Quote the listing below in full and exactly as written, but omit every picture.
--------------------------------
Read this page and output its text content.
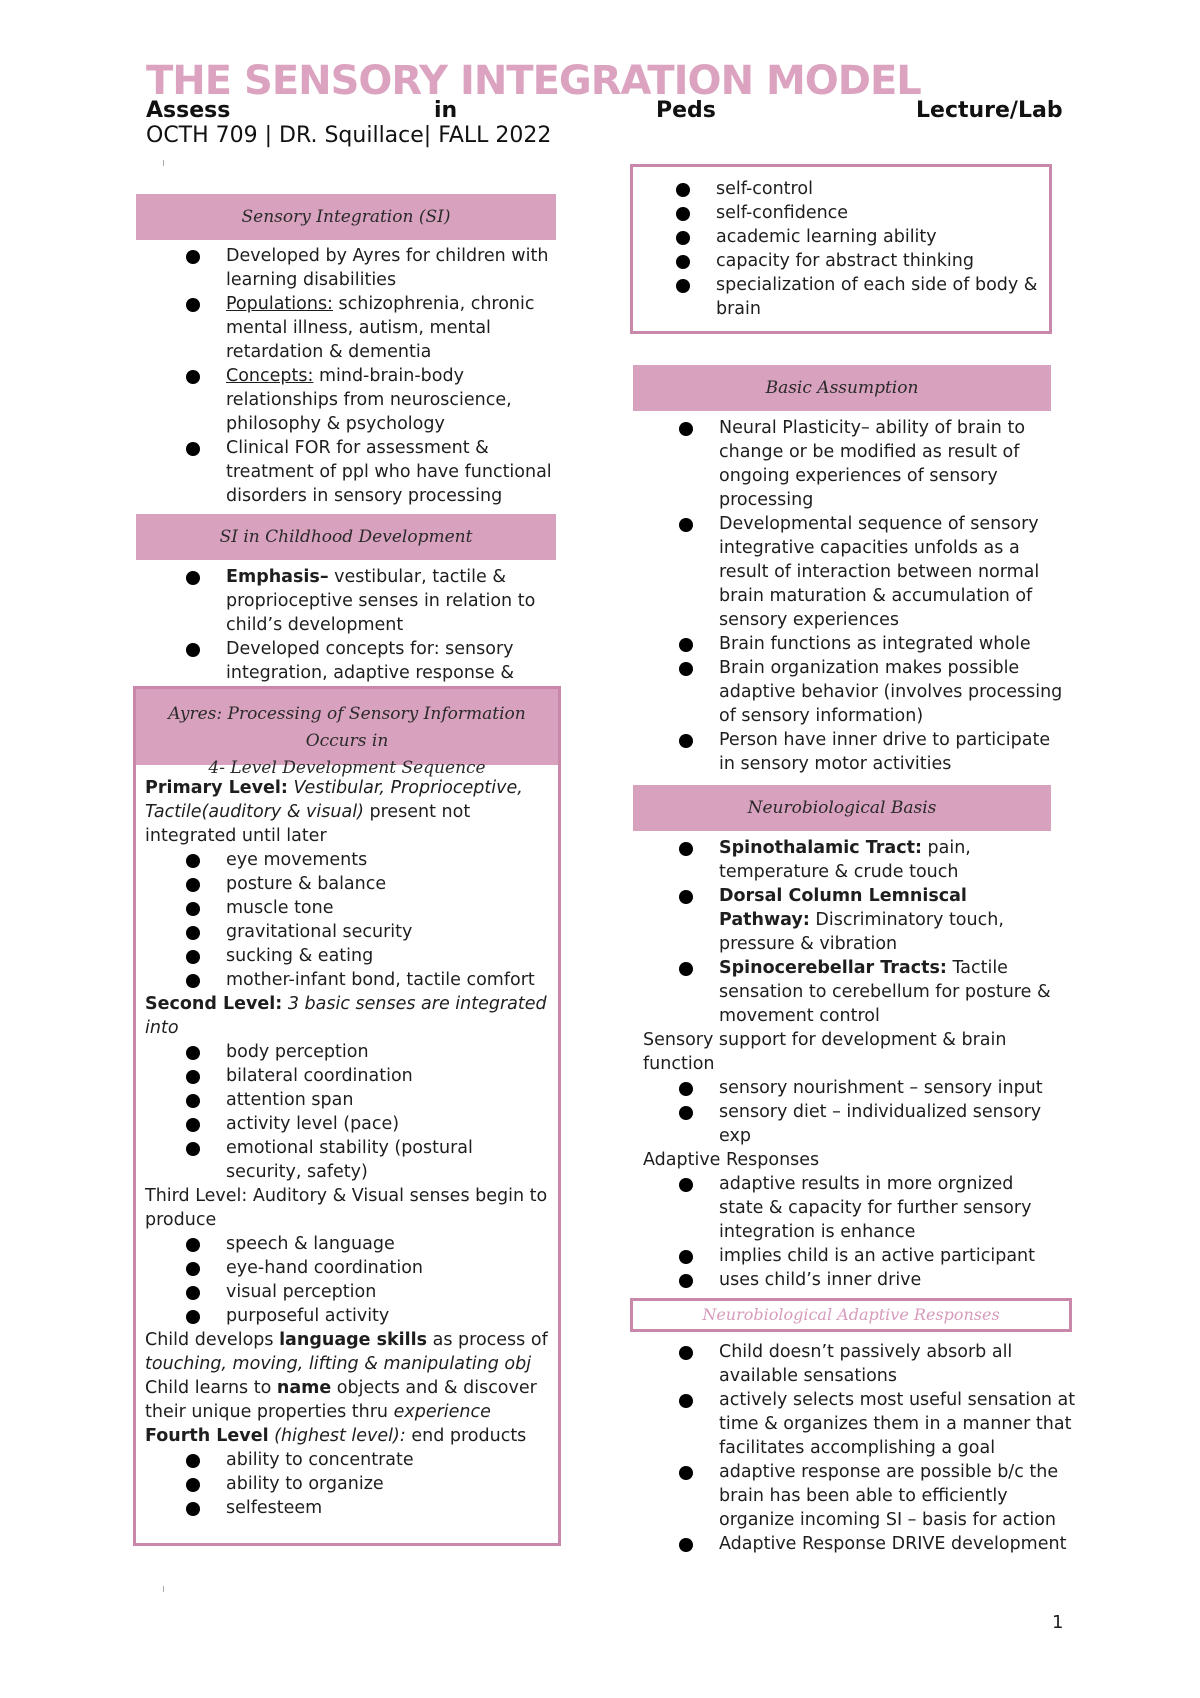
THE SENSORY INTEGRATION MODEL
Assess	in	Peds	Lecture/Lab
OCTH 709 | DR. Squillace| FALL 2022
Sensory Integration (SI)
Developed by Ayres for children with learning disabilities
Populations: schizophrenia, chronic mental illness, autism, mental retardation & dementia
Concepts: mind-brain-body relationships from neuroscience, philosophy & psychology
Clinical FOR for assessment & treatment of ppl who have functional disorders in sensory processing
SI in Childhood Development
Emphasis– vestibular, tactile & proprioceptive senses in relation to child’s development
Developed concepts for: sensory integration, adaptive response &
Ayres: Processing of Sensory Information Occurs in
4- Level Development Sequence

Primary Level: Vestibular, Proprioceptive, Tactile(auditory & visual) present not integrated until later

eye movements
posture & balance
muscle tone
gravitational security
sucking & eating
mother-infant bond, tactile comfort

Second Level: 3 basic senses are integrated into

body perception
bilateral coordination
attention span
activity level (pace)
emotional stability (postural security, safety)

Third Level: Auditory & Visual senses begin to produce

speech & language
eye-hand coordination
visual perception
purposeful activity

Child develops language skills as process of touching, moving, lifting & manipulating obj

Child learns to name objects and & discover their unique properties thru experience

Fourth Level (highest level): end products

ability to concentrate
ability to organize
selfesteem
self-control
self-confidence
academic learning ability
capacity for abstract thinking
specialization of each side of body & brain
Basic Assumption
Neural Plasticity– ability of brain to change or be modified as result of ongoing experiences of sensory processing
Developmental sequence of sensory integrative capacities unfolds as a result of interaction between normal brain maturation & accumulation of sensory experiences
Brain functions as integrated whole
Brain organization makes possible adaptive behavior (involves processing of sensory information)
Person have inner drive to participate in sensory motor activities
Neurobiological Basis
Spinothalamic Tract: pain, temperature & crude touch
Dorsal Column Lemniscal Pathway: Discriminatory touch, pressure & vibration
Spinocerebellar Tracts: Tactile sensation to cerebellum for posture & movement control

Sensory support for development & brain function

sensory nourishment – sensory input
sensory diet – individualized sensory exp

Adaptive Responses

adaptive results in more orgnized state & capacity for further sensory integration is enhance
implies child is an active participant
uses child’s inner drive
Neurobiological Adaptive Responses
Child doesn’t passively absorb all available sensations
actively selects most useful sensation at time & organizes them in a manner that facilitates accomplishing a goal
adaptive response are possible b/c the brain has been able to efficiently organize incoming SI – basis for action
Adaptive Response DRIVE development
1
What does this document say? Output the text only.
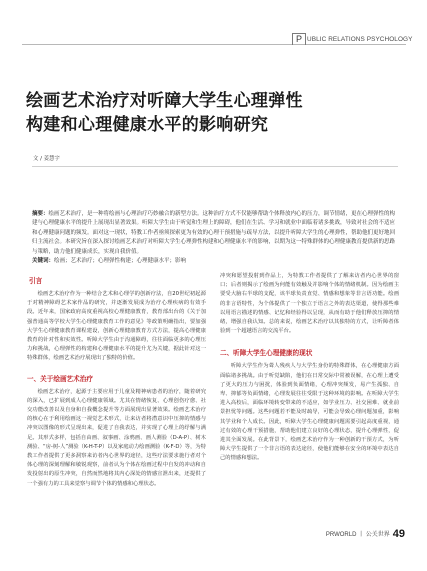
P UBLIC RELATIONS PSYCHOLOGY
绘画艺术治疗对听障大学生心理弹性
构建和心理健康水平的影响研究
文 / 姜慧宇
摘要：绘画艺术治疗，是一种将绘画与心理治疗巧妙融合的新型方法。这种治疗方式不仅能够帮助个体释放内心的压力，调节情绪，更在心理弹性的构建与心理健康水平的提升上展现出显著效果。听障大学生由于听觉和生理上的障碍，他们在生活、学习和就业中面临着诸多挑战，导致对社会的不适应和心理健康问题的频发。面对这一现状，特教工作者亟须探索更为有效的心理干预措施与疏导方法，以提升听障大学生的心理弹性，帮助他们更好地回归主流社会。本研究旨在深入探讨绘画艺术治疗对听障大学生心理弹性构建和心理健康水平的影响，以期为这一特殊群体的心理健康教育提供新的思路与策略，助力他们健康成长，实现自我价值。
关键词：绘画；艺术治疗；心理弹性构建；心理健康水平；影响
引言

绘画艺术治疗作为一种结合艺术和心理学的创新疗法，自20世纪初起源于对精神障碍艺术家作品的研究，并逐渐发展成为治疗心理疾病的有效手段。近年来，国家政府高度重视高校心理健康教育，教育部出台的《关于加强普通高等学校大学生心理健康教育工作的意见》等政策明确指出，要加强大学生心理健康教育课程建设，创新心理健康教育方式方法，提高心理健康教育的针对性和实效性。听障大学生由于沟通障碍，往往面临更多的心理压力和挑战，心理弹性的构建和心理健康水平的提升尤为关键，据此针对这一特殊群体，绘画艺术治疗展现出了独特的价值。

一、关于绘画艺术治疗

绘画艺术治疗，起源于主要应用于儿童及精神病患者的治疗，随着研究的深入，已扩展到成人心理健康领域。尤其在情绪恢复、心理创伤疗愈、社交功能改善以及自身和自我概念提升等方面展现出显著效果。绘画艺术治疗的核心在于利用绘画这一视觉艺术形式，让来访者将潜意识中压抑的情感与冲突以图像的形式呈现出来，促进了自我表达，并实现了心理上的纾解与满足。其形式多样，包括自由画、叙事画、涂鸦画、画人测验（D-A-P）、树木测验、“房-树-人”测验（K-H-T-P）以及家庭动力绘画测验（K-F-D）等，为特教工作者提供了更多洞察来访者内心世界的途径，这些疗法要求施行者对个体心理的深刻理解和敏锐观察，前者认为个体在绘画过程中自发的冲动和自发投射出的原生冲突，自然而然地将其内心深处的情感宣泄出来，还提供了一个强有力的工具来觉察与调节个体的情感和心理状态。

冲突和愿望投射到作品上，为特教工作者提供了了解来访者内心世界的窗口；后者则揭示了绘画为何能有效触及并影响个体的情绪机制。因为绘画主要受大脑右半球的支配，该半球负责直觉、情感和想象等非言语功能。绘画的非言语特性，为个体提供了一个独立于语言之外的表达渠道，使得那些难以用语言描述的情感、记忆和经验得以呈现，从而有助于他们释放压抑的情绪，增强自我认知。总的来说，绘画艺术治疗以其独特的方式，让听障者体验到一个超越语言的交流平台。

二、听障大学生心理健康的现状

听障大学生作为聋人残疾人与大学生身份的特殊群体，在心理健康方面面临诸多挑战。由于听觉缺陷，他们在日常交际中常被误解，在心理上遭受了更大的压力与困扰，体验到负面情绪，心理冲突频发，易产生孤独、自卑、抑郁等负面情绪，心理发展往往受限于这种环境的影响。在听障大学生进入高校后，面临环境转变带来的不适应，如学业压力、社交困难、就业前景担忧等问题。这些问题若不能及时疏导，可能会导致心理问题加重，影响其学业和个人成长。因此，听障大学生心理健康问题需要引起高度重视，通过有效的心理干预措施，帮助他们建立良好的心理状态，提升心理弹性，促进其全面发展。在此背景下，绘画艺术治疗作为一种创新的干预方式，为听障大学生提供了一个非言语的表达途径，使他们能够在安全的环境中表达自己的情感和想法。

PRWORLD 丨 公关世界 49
--------------------------------
▶ RIGHT ANSWER:
Read this page and output its text content.
THE SENSORY INTEGRATION MODEL
Assess	in	Peds	Lecture/Lab
OCTH 709 | DR. Squillace| FALL 2022
Sensory Integration (SI)
Developed by Ayres for children with learning disabilities
Populations: schizophrenia, chronic mental illness, autism, mental retardation & dementia
Concepts: mind-brain-body relationships from neuroscience, philosophy & psychology
Clinical FOR for assessment & treatment of ppl who have functional disorders in sensory processing
SI in Childhood Development
Emphasis– vestibular, tactile & proprioceptive senses in relation to child’s development
Developed concepts for: sensory integration, adaptive response &
Ayres: Processing of Sensory Information Occurs in
4- Level Development Sequence

Primary Level: Vestibular, Proprioceptive, Tactile(auditory & visual) present not integrated until later

eye movements
posture & balance
muscle tone
gravitational security
sucking & eating
mother-infant bond, tactile comfort

Second Level: 3 basic senses are integrated into

body perception
bilateral coordination
attention span
activity level (pace)
emotional stability (postural security, safety)

Third Level: Auditory & Visual senses begin to produce

speech & language
eye-hand coordination
visual perception
purposeful activity

Child develops language skills as process of touching, moving, lifting & manipulating obj

Child learns to name objects and & discover their unique properties thru experience

Fourth Level (highest level): end products

ability to concentrate
ability to organize
selfesteem
self-control
self-confidence
academic learning ability
capacity for abstract thinking
specialization of each side of body & brain
Basic Assumption
Neural Plasticity– ability of brain to change or be modified as result of ongoing experiences of sensory processing
Developmental sequence of sensory integrative capacities unfolds as a result of interaction between normal brain maturation & accumulation of sensory experiences
Brain functions as integrated whole
Brain organization makes possible adaptive behavior (involves processing of sensory information)
Person have inner drive to participate in sensory motor activities
Neurobiological Basis
Spinothalamic Tract: pain, temperature & crude touch
Dorsal Column Lemniscal Pathway: Discriminatory touch, pressure & vibration
Spinocerebellar Tracts: Tactile sensation to cerebellum for posture & movement control

Sensory support for development & brain function

sensory nourishment – sensory input
sensory diet – individualized sensory exp

Adaptive Responses

adaptive results in more orgnized state & capacity for further sensory integration is enhance
implies child is an active participant
uses child’s inner drive
Neurobiological Adaptive Responses
Child doesn’t passively absorb all available sensations
actively selects most useful sensation at time & organizes them in a manner that facilitates accomplishing a goal
adaptive response are possible b/c the brain has been able to efficiently organize incoming SI – basis for action
Adaptive Response DRIVE development
1
What does this document say? Output the text only.
P UBLIC RELATIONS PSYCHOLOGY
绘画艺术治疗对听障大学生心理弹性
构建和心理健康水平的影响研究
文 / 姜慧宇
摘要：绘画艺术治疗，是一种将绘画与心理治疗巧妙融合的新型方法。这种治疗方式不仅能够帮助个体释放内心的压力，调节情绪，更在心理弹性的构建与心理健康水平的提升上展现出显著效果。听障大学生由于听觉和生理上的障碍，他们在生活、学习和就业中面临着诸多挑战，导致对社会的不适应和心理健康问题的频发。面对这一现状，特教工作者亟须探索更为有效的心理干预措施与疏导方法，以提升听障大学生的心理弹性，帮助他们更好地回归主流社会。本研究旨在深入探讨绘画艺术治疗对听障大学生心理弹性构建和心理健康水平的影响，以期为这一特殊群体的心理健康教育提供新的思路与策略，助力他们健康成长，实现自我价值。
关键词：绘画；艺术治疗；心理弹性构建；心理健康水平；影响
引言

绘画艺术治疗作为一种结合艺术和心理学的创新疗法，自20世纪初起源于对精神障碍艺术家作品的研究，并逐渐发展成为治疗心理疾病的有效手段。近年来，国家政府高度重视高校心理健康教育，教育部出台的《关于加强普通高等学校大学生心理健康教育工作的意见》等政策明确指出，要加强大学生心理健康教育课程建设，创新心理健康教育方式方法，提高心理健康教育的针对性和实效性。听障大学生由于沟通障碍，往往面临更多的心理压力和挑战，心理弹性的构建和心理健康水平的提升尤为关键，据此针对这一特殊群体，绘画艺术治疗展现出了独特的价值。

一、关于绘画艺术治疗

绘画艺术治疗，起源于主要应用于儿童及精神病患者的治疗，随着研究的深入，已扩展到成人心理健康领域。尤其在情绪恢复、心理创伤疗愈、社交功能改善以及自身和自我概念提升等方面展现出显著效果。绘画艺术治疗的核心在于利用绘画这一视觉艺术形式，让来访者将潜意识中压抑的情感与冲突以图像的形式呈现出来，促进了自我表达，并实现了心理上的纾解与满足。其形式多样，包括自由画、叙事画、涂鸦画、画人测验（D-A-P）、树木测验、“房-树-人”测验（K-H-T-P）以及家庭动力绘画测验（K-F-D）等，为特教工作者提供了更多洞察来访者内心世界的途径，这些疗法要求施行者对个体心理的深刻理解和敏锐观察，前者认为个体在绘画过程中自发的冲动和自发投射出的原生冲突，自然而然地将其内心深处的情感宣泄出来，还提供了一个强有力的工具来觉察与调节个体的情感和心理状态。

冲突和愿望投射到作品上，为特教工作者提供了了解来访者内心世界的窗口；后者则揭示了绘画为何能有效触及并影响个体的情绪机制。因为绘画主要受大脑右半球的支配，该半球负责直觉、情感和想象等非言语功能。绘画的非言语特性，为个体提供了一个独立于语言之外的表达渠道，使得那些难以用语言描述的情感、记忆和经验得以呈现，从而有助于他们释放压抑的情绪，增强自我认知。总的来说，绘画艺术治疗以其独特的方式，让听障者体验到一个超越语言的交流平台。

二、听障大学生心理健康的现状

听障大学生作为聋人残疾人与大学生身份的特殊群体，在心理健康方面面临诸多挑战。由于听觉缺陷，他们在日常交际中常被误解，在心理上遭受了更大的压力与困扰，体验到负面情绪，心理冲突频发，易产生孤独、自卑、抑郁等负面情绪，心理发展往往受限于这种环境的影响。在听障大学生进入高校后，面临环境转变带来的不适应，如学业压力、社交困难、就业前景担忧等问题。这些问题若不能及时疏导，可能会导致心理问题加重，影响其学业和个人成长。因此，听障大学生心理健康问题需要引起高度重视，通过有效的心理干预措施，帮助他们建立良好的心理状态，提升心理弹性，促进其全面发展。在此背景下，绘画艺术治疗作为一种创新的干预方式，为听障大学生提供了一个非言语的表达途径，使他们能够在安全的环境中表达自己的情感和想法。

PRWORLD 丨 公关世界 49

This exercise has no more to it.